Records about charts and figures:
▬▬▬▬▬▬

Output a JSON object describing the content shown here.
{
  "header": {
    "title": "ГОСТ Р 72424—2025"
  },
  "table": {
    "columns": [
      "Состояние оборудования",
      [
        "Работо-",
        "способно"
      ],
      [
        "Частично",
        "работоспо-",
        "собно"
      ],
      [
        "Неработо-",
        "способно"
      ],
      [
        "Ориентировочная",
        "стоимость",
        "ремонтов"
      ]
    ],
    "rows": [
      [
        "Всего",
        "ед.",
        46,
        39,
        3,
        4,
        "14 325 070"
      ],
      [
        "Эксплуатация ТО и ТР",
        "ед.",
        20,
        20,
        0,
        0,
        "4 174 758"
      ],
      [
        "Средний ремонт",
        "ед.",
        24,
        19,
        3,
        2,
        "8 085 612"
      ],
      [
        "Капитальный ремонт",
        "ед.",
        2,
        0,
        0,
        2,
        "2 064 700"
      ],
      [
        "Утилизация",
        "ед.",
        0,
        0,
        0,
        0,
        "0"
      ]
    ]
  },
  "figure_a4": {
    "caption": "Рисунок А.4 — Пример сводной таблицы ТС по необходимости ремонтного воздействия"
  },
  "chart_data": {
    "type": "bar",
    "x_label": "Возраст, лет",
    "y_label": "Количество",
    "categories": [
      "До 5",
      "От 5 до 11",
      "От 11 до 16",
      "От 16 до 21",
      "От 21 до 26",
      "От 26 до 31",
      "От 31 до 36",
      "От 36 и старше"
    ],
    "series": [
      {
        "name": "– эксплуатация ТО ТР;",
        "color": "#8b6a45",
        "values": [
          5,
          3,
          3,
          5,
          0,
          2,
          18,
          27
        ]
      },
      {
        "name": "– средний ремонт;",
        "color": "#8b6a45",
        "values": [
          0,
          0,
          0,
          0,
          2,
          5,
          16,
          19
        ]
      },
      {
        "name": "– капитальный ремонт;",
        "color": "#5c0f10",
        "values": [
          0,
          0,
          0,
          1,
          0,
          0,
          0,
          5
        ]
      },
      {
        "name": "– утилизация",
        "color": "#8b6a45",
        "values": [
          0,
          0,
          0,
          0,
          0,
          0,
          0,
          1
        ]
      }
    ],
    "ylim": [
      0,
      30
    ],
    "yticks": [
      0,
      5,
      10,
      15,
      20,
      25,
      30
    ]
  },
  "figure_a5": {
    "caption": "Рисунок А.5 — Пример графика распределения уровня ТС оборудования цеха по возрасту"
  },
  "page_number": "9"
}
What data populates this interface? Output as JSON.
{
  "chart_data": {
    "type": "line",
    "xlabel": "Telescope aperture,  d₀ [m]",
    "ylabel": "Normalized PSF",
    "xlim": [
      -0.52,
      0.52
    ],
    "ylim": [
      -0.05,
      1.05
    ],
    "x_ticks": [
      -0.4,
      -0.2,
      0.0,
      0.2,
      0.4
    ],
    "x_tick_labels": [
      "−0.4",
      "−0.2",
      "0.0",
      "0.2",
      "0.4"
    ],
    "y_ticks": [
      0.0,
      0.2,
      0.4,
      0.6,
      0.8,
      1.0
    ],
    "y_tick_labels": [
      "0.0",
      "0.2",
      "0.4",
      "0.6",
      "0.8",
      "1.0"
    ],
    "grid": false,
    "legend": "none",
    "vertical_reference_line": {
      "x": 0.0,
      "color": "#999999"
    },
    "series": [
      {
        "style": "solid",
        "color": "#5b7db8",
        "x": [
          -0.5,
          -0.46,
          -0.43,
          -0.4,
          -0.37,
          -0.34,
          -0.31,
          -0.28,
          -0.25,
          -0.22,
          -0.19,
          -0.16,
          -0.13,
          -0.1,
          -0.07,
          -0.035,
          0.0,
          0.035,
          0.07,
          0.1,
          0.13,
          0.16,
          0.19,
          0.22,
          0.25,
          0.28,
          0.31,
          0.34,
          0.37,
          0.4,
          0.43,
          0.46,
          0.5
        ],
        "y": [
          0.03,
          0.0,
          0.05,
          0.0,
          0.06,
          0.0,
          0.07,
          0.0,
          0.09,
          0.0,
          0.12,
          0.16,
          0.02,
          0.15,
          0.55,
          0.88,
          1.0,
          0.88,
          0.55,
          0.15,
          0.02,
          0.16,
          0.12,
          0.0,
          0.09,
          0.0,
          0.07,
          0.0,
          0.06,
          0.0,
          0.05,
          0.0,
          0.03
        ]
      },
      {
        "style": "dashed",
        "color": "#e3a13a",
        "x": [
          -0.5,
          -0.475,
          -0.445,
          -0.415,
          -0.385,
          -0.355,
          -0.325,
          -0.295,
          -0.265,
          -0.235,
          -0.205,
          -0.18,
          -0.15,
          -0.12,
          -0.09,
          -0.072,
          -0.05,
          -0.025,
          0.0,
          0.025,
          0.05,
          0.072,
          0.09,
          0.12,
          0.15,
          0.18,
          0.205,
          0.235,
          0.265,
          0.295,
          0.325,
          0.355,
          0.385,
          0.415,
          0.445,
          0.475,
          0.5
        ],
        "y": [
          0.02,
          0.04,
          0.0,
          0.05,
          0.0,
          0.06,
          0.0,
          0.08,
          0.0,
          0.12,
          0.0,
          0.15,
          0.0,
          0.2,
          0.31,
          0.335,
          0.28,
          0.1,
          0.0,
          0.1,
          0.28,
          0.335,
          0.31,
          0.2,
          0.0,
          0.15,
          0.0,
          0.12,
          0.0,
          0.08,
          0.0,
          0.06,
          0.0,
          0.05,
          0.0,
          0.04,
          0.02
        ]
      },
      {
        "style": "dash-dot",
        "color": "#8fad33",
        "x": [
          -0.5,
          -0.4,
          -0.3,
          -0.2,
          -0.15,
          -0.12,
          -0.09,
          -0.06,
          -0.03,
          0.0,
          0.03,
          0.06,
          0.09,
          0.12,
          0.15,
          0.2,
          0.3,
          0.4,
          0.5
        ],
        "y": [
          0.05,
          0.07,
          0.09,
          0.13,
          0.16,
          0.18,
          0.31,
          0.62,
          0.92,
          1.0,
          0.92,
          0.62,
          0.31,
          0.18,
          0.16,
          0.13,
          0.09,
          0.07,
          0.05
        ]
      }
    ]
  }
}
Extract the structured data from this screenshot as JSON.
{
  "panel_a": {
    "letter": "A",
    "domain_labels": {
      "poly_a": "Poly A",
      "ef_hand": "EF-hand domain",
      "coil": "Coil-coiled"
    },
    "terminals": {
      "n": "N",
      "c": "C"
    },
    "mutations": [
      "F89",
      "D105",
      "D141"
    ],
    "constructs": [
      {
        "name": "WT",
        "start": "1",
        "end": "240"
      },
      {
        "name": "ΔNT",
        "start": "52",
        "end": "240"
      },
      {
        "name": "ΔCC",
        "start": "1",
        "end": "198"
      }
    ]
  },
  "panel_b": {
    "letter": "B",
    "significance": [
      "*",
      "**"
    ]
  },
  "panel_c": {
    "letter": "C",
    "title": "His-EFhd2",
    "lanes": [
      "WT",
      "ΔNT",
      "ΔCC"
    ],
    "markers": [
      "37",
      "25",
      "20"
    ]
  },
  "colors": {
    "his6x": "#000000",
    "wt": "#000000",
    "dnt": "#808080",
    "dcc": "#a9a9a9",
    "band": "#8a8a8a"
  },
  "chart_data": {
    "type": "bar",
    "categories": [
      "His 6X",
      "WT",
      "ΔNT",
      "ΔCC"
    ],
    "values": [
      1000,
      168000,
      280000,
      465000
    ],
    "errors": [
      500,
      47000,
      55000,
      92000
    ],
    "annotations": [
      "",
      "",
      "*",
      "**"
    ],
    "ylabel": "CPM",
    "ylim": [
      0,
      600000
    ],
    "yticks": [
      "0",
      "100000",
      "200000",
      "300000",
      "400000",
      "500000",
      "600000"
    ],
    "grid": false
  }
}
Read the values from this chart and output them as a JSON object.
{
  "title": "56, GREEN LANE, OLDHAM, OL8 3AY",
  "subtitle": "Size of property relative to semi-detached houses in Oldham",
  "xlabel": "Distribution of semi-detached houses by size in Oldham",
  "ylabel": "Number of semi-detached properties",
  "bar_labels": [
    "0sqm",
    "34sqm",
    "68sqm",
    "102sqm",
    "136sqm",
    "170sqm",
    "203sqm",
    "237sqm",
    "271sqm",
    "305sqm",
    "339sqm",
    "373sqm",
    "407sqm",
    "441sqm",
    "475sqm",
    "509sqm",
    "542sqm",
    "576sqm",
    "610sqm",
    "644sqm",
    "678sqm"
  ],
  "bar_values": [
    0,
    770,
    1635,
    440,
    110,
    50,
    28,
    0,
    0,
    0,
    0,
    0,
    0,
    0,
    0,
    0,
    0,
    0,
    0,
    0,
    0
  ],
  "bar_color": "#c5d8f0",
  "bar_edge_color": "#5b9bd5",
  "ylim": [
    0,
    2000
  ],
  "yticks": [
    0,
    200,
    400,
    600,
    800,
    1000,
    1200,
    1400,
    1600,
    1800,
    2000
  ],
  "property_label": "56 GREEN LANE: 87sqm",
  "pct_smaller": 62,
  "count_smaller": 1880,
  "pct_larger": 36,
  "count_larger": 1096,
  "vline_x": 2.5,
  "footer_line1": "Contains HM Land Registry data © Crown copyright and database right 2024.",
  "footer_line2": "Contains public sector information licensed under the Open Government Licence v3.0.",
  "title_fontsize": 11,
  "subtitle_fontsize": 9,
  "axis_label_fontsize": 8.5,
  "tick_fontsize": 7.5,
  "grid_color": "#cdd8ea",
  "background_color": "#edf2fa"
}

▬▬▬▬▬▬

Among these entries, how many lines include the string "object"? Reply with the number by itself.

2